### What the task asks
Set down all of the data exactly as it appears.
........
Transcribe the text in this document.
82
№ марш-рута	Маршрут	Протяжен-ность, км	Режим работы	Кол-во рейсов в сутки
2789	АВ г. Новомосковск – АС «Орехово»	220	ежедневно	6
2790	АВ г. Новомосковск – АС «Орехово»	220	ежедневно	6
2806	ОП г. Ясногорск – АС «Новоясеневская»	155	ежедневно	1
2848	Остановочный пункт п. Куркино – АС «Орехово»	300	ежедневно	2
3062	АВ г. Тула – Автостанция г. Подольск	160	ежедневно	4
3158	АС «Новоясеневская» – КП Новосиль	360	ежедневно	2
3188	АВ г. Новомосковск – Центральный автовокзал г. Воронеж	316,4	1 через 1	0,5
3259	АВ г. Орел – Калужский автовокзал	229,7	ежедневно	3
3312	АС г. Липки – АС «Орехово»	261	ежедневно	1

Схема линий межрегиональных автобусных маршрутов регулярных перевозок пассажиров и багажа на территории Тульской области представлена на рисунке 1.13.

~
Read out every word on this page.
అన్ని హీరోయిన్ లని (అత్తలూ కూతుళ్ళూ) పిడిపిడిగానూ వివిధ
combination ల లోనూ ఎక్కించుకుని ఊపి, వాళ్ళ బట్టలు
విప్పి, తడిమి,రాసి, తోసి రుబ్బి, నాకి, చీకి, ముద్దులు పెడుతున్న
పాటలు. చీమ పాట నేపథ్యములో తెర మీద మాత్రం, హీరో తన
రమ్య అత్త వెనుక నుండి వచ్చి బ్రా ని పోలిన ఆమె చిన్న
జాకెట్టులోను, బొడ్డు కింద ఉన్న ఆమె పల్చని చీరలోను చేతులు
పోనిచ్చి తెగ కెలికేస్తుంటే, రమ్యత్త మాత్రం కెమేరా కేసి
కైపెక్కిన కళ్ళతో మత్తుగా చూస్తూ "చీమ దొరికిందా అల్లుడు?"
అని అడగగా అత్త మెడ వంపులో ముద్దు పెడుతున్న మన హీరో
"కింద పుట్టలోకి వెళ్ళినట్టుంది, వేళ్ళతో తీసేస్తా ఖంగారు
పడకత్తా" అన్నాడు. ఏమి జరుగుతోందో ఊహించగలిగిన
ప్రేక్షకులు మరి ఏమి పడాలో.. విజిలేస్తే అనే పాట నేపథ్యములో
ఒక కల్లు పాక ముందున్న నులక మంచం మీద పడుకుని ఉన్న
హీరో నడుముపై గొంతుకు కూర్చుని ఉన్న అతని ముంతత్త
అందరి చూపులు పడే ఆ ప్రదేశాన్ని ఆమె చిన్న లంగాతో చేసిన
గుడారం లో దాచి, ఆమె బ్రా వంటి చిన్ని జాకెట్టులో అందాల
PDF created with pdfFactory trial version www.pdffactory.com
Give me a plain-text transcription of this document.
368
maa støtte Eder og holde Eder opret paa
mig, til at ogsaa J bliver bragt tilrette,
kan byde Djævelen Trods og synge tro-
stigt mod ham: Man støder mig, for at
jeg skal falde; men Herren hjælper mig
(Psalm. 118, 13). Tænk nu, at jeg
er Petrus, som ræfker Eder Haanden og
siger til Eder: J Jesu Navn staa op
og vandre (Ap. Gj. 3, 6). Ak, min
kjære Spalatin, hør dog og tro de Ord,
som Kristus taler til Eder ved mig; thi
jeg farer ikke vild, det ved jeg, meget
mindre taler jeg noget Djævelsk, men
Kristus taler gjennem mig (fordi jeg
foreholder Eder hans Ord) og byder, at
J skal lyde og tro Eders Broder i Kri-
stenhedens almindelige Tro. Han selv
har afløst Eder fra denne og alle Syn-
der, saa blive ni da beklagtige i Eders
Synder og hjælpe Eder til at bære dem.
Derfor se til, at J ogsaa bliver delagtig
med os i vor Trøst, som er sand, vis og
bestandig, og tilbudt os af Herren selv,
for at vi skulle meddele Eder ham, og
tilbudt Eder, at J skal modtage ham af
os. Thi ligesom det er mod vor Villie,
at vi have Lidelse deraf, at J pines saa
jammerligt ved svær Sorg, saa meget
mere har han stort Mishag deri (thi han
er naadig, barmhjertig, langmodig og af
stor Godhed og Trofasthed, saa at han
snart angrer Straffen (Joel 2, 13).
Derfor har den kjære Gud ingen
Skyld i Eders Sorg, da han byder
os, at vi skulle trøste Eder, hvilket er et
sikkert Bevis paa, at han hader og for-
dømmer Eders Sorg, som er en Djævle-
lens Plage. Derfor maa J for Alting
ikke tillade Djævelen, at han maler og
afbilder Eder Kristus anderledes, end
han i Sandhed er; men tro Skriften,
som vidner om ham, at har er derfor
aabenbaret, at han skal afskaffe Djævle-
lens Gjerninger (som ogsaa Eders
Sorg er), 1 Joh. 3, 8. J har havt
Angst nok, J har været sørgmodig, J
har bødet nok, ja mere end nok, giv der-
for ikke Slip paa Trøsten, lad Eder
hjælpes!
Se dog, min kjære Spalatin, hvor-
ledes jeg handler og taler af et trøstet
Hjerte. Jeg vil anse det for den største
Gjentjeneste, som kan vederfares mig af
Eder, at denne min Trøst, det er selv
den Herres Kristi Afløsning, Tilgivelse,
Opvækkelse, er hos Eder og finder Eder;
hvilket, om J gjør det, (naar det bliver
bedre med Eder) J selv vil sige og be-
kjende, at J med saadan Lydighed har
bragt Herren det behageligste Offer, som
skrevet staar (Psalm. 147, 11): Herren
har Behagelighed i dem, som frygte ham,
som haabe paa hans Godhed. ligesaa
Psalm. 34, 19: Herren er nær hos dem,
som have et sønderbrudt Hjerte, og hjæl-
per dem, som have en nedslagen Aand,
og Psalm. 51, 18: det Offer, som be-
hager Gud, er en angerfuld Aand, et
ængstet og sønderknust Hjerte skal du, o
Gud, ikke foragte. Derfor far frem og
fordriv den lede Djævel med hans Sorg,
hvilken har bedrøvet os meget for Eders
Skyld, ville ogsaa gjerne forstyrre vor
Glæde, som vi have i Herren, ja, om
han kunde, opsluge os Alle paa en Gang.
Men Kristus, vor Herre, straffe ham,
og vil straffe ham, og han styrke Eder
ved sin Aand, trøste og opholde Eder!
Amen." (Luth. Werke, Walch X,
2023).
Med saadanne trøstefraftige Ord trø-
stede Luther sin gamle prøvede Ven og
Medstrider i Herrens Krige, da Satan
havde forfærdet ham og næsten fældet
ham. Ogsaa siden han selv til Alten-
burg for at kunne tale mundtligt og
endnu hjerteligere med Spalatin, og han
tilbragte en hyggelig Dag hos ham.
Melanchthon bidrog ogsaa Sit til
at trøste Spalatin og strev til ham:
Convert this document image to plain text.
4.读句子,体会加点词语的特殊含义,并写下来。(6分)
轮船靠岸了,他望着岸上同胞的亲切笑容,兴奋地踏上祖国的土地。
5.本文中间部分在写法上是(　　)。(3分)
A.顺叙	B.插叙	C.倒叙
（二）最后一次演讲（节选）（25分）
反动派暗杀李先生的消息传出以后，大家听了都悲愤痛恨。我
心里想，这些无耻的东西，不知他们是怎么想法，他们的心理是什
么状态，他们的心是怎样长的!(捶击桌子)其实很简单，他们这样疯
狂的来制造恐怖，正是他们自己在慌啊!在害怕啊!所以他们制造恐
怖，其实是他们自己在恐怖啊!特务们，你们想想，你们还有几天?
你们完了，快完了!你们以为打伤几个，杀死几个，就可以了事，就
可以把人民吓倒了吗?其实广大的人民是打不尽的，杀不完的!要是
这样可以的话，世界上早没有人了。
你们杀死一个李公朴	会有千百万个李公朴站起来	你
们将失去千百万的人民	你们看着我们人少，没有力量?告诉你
........
### Correct output
Transcribe the text in this document.
82
№ марш-рута	Маршрут	Протяжен-ность, км	Режим работы	Кол-во рейсов в сутки
2789	АВ г. Новомосковск – АС «Орехово»	220	ежедневно	6
2790	АВ г. Новомосковск – АС «Орехово»	220	ежедневно	6
2806	ОП г. Ясногорск – АС «Новоясеневская»	155	ежедневно	1
2848	Остановочный пункт п. Куркино – АС «Орехово»	300	ежедневно	2
3062	АВ г. Тула – Автостанция г. Подольск	160	ежедневно	4
3158	АС «Новоясеневская» – КП Новосиль	360	ежедневно	2
3188	АВ г. Новомосковск – Центральный автовокзал г. Воронеж	316,4	1 через 1	0,5
3259	АВ г. Орел – Калужский автовокзал	229,7	ежедневно	3
3312	АС г. Липки – АС «Орехово»	261	ежедневно	1

Схема линий межрегиональных автобусных маршрутов регулярных перевозок пассажиров и багажа на территории Тульской области представлена на рисунке 1.13.

~
Read out every word on this page.
అన్ని హీరోయిన్ లని (అత్తలూ కూతుళ్ళూ) పిడిపిడిగానూ వివిధ
combination ల లోనూ ఎక్కించుకుని ఊపి, వాళ్ళ బట్టలు
విప్పి, తడిమి,రాసి, తోసి రుబ్బి, నాకి, చీకి, ముద్దులు పెడుతున్న
పాటలు. చీమ పాట నేపథ్యములో తెర మీద మాత్రం, హీరో తన
రమ్య అత్త వెనుక నుండి వచ్చి బ్రా ని పోలిన ఆమె చిన్న
జాకెట్టులోను, బొడ్డు కింద ఉన్న ఆమె పల్చని చీరలోను చేతులు
పోనిచ్చి తెగ కెలికేస్తుంటే, రమ్యత్త మాత్రం కెమేరా కేసి
కైపెక్కిన కళ్ళతో మత్తుగా చూస్తూ "చీమ దొరికిందా అల్లుడు?"
అని అడగగా అత్త మెడ వంపులో ముద్దు పెడుతున్న మన హీరో
"కింద పుట్టలోకి వెళ్ళినట్టుంది, వేళ్ళతో తీసేస్తా ఖంగారు
పడకత్తా" అన్నాడు. ఏమి జరుగుతోందో ఊహించగలిగిన
ప్రేక్షకులు మరి ఏమి పడాలో.. విజిలేస్తే అనే పాట నేపథ్యములో
ఒక కల్లు పాక ముందున్న నులక మంచం మీద పడుకుని ఉన్న
హీరో నడుముపై గొంతుకు కూర్చుని ఉన్న అతని ముంతత్త
అందరి చూపులు పడే ఆ ప్రదేశాన్ని ఆమె చిన్న లంగాతో చేసిన
గుడారం లో దాచి, ఆమె బ్రా వంటి చిన్ని జాకెట్టులో అందాల
PDF created with pdfFactory trial version www.pdffactory.com
Give me a plain-text transcription of this document.
368
maa støtte Eder og holde Eder opret paa
mig, til at ogsaa J bliver bragt tilrette,
kan byde Djævelen Trods og synge tro-
stigt mod ham: Man støder mig, for at
jeg skal falde; men Herren hjælper mig
(Psalm. 118, 13). Tænk nu, at jeg
er Petrus, som ræfker Eder Haanden og
siger til Eder: J Jesu Navn staa op
og vandre (Ap. Gj. 3, 6). Ak, min
kjære Spalatin, hør dog og tro de Ord,
som Kristus taler til Eder ved mig; thi
jeg farer ikke vild, det ved jeg, meget
mindre taler jeg noget Djævelsk, men
Kristus taler gjennem mig (fordi jeg
foreholder Eder hans Ord) og byder, at
J skal lyde og tro Eders Broder i Kri-
stenhedens almindelige Tro. Han selv
har afløst Eder fra denne og alle Syn-
der, saa blive ni da beklagtige i Eders
Synder og hjælpe Eder til at bære dem.
Derfor se til, at J ogsaa bliver delagtig
med os i vor Trøst, som er sand, vis og
bestandig, og tilbudt os af Herren selv,
for at vi skulle meddele Eder ham, og
tilbudt Eder, at J skal modtage ham af
os. Thi ligesom det er mod vor Villie,
at vi have Lidelse deraf, at J pines saa
jammerligt ved svær Sorg, saa meget
mere har han stort Mishag deri (thi han
er naadig, barmhjertig, langmodig og af
stor Godhed og Trofasthed, saa at han
snart angrer Straffen (Joel 2, 13).
Derfor har den kjære Gud ingen
Skyld i Eders Sorg, da han byder
os, at vi skulle trøste Eder, hvilket er et
sikkert Bevis paa, at han hader og for-
dømmer Eders Sorg, som er en Djævle-
lens Plage. Derfor maa J for Alting
ikke tillade Djævelen, at han maler og
afbilder Eder Kristus anderledes, end
han i Sandhed er; men tro Skriften,
som vidner om ham, at har er derfor
aabenbaret, at han skal afskaffe Djævle-
lens Gjerninger (som ogsaa Eders
Sorg er), 1 Joh. 3, 8. J har havt
Angst nok, J har været sørgmodig, J
har bødet nok, ja mere end nok, giv der-
for ikke Slip paa Trøsten, lad Eder
hjælpes!
Se dog, min kjære Spalatin, hvor-
ledes jeg handler og taler af et trøstet
Hjerte. Jeg vil anse det for den største
Gjentjeneste, som kan vederfares mig af
Eder, at denne min Trøst, det er selv
den Herres Kristi Afløsning, Tilgivelse,
Opvækkelse, er hos Eder og finder Eder;
hvilket, om J gjør det, (naar det bliver
bedre med Eder) J selv vil sige og be-
kjende, at J med saadan Lydighed har
bragt Herren det behageligste Offer, som
skrevet staar (Psalm. 147, 11): Herren
har Behagelighed i dem, som frygte ham,
som haabe paa hans Godhed. ligesaa
Psalm. 34, 19: Herren er nær hos dem,
som have et sønderbrudt Hjerte, og hjæl-
per dem, som have en nedslagen Aand,
og Psalm. 51, 18: det Offer, som be-
hager Gud, er en angerfuld Aand, et
ængstet og sønderknust Hjerte skal du, o
Gud, ikke foragte. Derfor far frem og
fordriv den lede Djævel med hans Sorg,
hvilken har bedrøvet os meget for Eders
Skyld, ville ogsaa gjerne forstyrre vor
Glæde, som vi have i Herren, ja, om
han kunde, opsluge os Alle paa en Gang.
Men Kristus, vor Herre, straffe ham,
og vil straffe ham, og han styrke Eder
ved sin Aand, trøste og opholde Eder!
Amen." (Luth. Werke, Walch X,
2023).
Med saadanne trøstefraftige Ord trø-
stede Luther sin gamle prøvede Ven og
Medstrider i Herrens Krige, da Satan
havde forfærdet ham og næsten fældet
ham. Ogsaa siden han selv til Alten-
burg for at kunne tale mundtligt og
endnu hjerteligere med Spalatin, og han
tilbragte en hyggelig Dag hos ham.
Melanchthon bidrog ogsaa Sit til
at trøste Spalatin og strev til ham:
Convert this document image to plain text.
4.读句子,体会加点词语的特殊含义,并写下来。(6分)
轮船靠岸了,他望着岸上同胞的亲切笑容,兴奋地踏上祖国的土地。
5.本文中间部分在写法上是(　　)。(3分)
A.顺叙	B.插叙	C.倒叙
（二）最后一次演讲（节选）（25分）
反动派暗杀李先生的消息传出以后，大家听了都悲愤痛恨。我
心里想，这些无耻的东西，不知他们是怎么想法，他们的心理是什
么状态，他们的心是怎样长的!(捶击桌子)其实很简单，他们这样疯
狂的来制造恐怖，正是他们自己在慌啊!在害怕啊!所以他们制造恐
怖，其实是他们自己在恐怖啊!特务们，你们想想，你们还有几天?
你们完了，快完了!你们以为打伤几个，杀死几个，就可以了事，就
可以把人民吓倒了吗?其实广大的人民是打不尽的，杀不完的!要是
这样可以的话，世界上早没有人了。
你们杀死一个李公朴	会有千百万个李公朴站起来	你
们将失去千百万的人民	你们看着我们人少，没有力量?告诉你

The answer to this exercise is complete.